(Data records)
▼

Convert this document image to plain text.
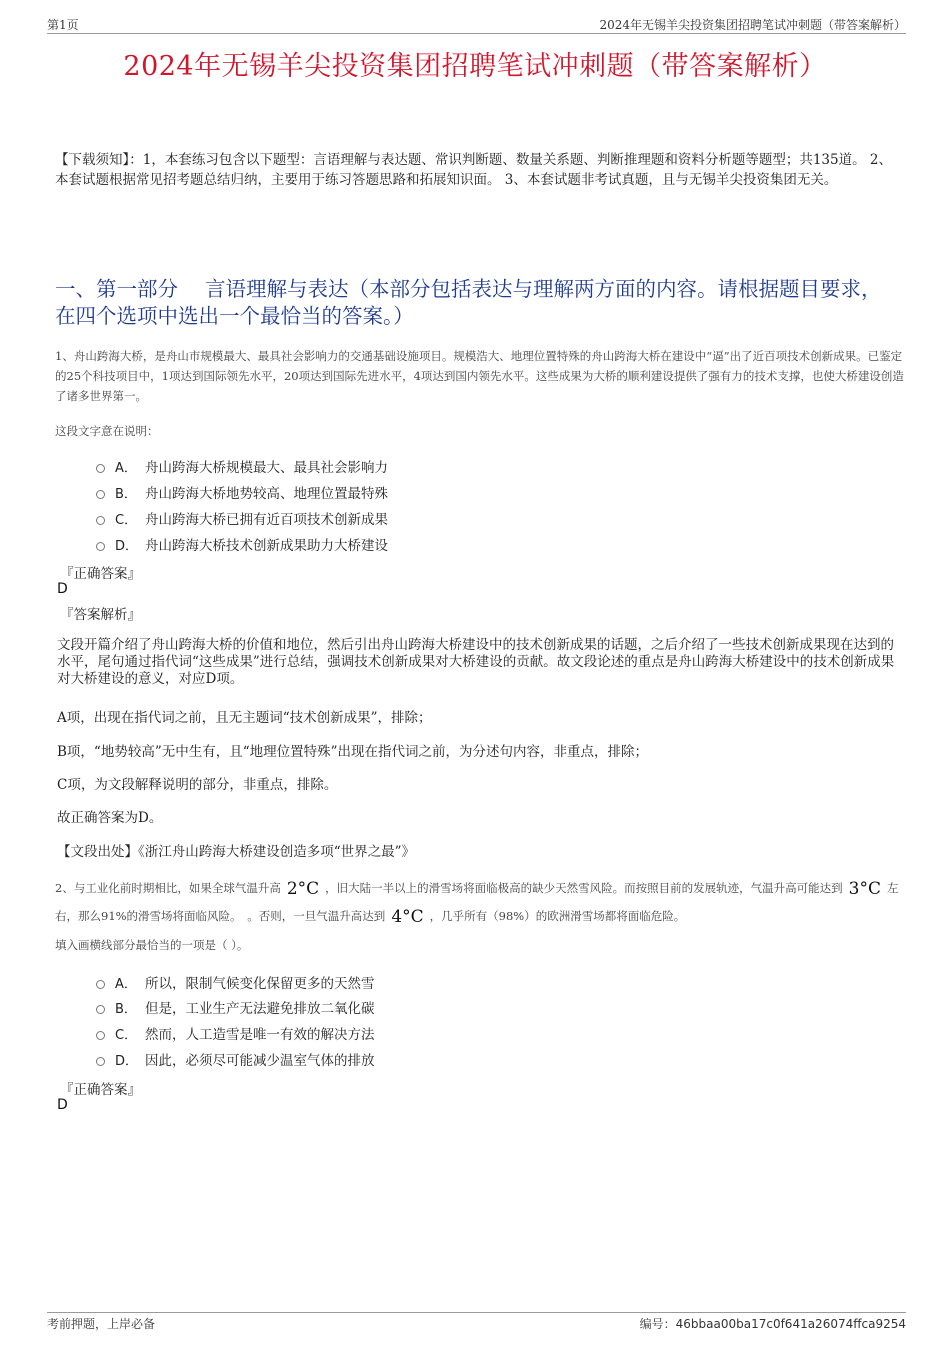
第1页	2024年无锡羊尖投资集团招聘笔试冲刺题（带答案解析）
2024年无锡羊尖投资集团招聘笔试冲刺题（带答案解析）
【下载须知】：1，本套练习包含以下题型：言语理解与表达题、常识判断题、数量关系题、判断推理题和资料分析题等题型；共135道。 2、本套试题根据常见招考题总结归纳，主要用于练习答题思路和拓展知识面。 3、本套试题非考试真题，且与无锡羊尖投资集团无关。
一、第一部分　 言语理解与表达（本部分包括表达与理解两方面的内容。请根据题目要求，在四个选项中选出一个最恰当的答案。）
1、舟山跨海大桥，是舟山市规模最大、最具社会影响力的交通基础设施项目。规模浩大、地理位置特殊的舟山跨海大桥在建设中“逼”出了近百项技术创新成果。已鉴定的25个科技项目中，1项达到国际领先水平，20项达到国际先进水平，4项达到国内领先水平。这些成果为大桥的顺利建设提供了强有力的技术支撑，也使大桥建设创造了诸多世界第一。
这段文字意在说明：
A． 舟山跨海大桥规模最大、最具社会影响力
B． 舟山跨海大桥地势较高、地理位置最特殊
C． 舟山跨海大桥已拥有近百项技术创新成果
D． 舟山跨海大桥技术创新成果助力大桥建设
『正确答案』
D
『答案解析』
文段开篇介绍了舟山跨海大桥的价值和地位，然后引出舟山跨海大桥建设中的技术创新成果的话题，之后介绍了一些技术创新成果现在达到的水平，尾句通过指代词“这些成果”进行总结，强调技术创新成果对大桥建设的贡献。故文段论述的重点是舟山跨海大桥建设中的技术创新成果对大桥建设的意义，对应D项。
A项，出现在指代词之前，且无主题词“技术创新成果”，排除；
B项，“地势较高”无中生有，且“地理位置特殊”出现在指代词之前，为分述句内容，非重点，排除；
C项，为文段解释说明的部分，非重点，排除。
故正确答案为D。
【文段出处】《浙江舟山跨海大桥建设创造多项“世界之最”》
2、与工业化前时期相比，如果全球气温升高 2°C ，旧大陆一半以上的滑雪场将面临极高的缺少天然雪风险。而按照目前的发展轨迹，气温升高可能达到 3°C 左右，那么91%的滑雪场将面临风险。　。否则，一旦气温升高达到 4°C ，几乎所有（98%）的欧洲滑雪场都将面临危险。
填入画横线部分最恰当的一项是（ ）。
A． 所以，限制气候变化保留更多的天然雪
B． 但是，工业生产无法避免排放二氧化碳
C． 然而，人工造雪是唯一有效的解决方法
D． 因此，必须尽可能减少温室气体的排放
『正确答案』
D
考前押题，上岸必备	编号：46bbaa00ba17c0f641a26074ffca9254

▲

[Work instructions] Transcribe all entries above exactly. Drop the pictures.

[Solution to this exercise]
Convert this document image to plain text.
第1页	2024年无锡羊尖投资集团招聘笔试冲刺题（带答案解析）
2024年无锡羊尖投资集团招聘笔试冲刺题（带答案解析）
【下载须知】：1，本套练习包含以下题型：言语理解与表达题、常识判断题、数量关系题、判断推理题和资料分析题等题型；共135道。 2、本套试题根据常见招考题总结归纳，主要用于练习答题思路和拓展知识面。 3、本套试题非考试真题，且与无锡羊尖投资集团无关。
一、第一部分　 言语理解与表达（本部分包括表达与理解两方面的内容。请根据题目要求，在四个选项中选出一个最恰当的答案。）
1、舟山跨海大桥，是舟山市规模最大、最具社会影响力的交通基础设施项目。规模浩大、地理位置特殊的舟山跨海大桥在建设中“逼”出了近百项技术创新成果。已鉴定的25个科技项目中，1项达到国际领先水平，20项达到国际先进水平，4项达到国内领先水平。这些成果为大桥的顺利建设提供了强有力的技术支撑，也使大桥建设创造了诸多世界第一。
这段文字意在说明：
A． 舟山跨海大桥规模最大、最具社会影响力
B． 舟山跨海大桥地势较高、地理位置最特殊
C． 舟山跨海大桥已拥有近百项技术创新成果
D． 舟山跨海大桥技术创新成果助力大桥建设
『正确答案』
D
『答案解析』
文段开篇介绍了舟山跨海大桥的价值和地位，然后引出舟山跨海大桥建设中的技术创新成果的话题，之后介绍了一些技术创新成果现在达到的水平，尾句通过指代词“这些成果”进行总结，强调技术创新成果对大桥建设的贡献。故文段论述的重点是舟山跨海大桥建设中的技术创新成果对大桥建设的意义，对应D项。
A项，出现在指代词之前，且无主题词“技术创新成果”，排除；
B项，“地势较高”无中生有，且“地理位置特殊”出现在指代词之前，为分述句内容，非重点，排除；
C项，为文段解释说明的部分，非重点，排除。
故正确答案为D。
【文段出处】《浙江舟山跨海大桥建设创造多项“世界之最”》
2、与工业化前时期相比，如果全球气温升高 2°C ，旧大陆一半以上的滑雪场将面临极高的缺少天然雪风险。而按照目前的发展轨迹，气温升高可能达到 3°C 左右，那么91%的滑雪场将面临风险。　。否则，一旦气温升高达到 4°C ，几乎所有（98%）的欧洲滑雪场都将面临危险。
填入画横线部分最恰当的一项是（ ）。
A． 所以，限制气候变化保留更多的天然雪
B． 但是，工业生产无法避免排放二氧化碳
C． 然而，人工造雪是唯一有效的解决方法
D． 因此，必须尽可能减少温室气体的排放
『正确答案』
D
考前押题，上岸必备	编号：46bbaa00ba17c0f641a26074ffca9254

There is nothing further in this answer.